┌─ DATA LISTING

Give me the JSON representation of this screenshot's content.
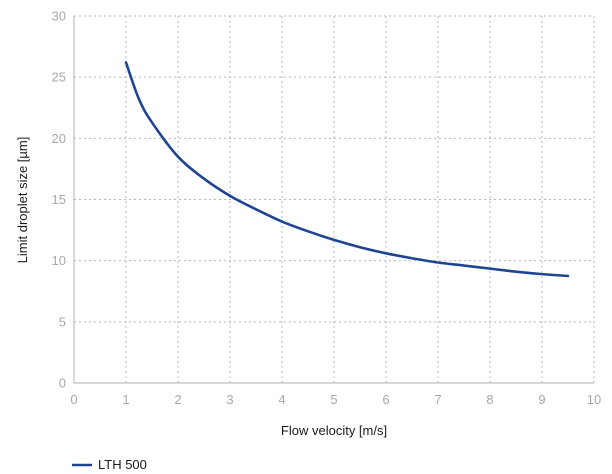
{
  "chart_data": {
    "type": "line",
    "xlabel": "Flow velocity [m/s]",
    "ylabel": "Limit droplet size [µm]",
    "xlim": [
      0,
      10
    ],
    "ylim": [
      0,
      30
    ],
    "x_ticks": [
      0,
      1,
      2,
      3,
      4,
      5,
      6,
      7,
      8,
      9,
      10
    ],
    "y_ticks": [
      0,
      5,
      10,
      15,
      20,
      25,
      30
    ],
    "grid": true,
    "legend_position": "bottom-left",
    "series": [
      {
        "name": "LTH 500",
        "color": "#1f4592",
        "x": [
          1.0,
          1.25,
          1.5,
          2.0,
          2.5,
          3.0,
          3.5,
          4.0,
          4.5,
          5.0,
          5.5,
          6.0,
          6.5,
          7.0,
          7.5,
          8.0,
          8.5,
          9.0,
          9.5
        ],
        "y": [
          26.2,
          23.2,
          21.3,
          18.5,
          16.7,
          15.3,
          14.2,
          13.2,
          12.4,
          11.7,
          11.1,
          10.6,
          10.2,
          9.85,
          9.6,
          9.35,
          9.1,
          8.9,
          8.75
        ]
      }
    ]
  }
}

└─

* **PROBLEM REQUIREMENTS**
Copy everything in the records above except the pictures, exactly as written.

* **FULL RESPONSE**
Give me the JSON representation of this screenshot's content.
{
  "chart_data": {
    "type": "line",
    "xlabel": "Flow velocity [m/s]",
    "ylabel": "Limit droplet size [µm]",
    "xlim": [
      0,
      10
    ],
    "ylim": [
      0,
      30
    ],
    "x_ticks": [
      0,
      1,
      2,
      3,
      4,
      5,
      6,
      7,
      8,
      9,
      10
    ],
    "y_ticks": [
      0,
      5,
      10,
      15,
      20,
      25,
      30
    ],
    "grid": true,
    "legend_position": "bottom-left",
    "series": [
      {
        "name": "LTH 500",
        "color": "#1f4592",
        "x": [
          1.0,
          1.25,
          1.5,
          2.0,
          2.5,
          3.0,
          3.5,
          4.0,
          4.5,
          5.0,
          5.5,
          6.0,
          6.5,
          7.0,
          7.5,
          8.0,
          8.5,
          9.0,
          9.5
        ],
        "y": [
          26.2,
          23.2,
          21.3,
          18.5,
          16.7,
          15.3,
          14.2,
          13.2,
          12.4,
          11.7,
          11.1,
          10.6,
          10.2,
          9.85,
          9.6,
          9.35,
          9.1,
          8.9,
          8.75
        ]
      }
    ]
  }
}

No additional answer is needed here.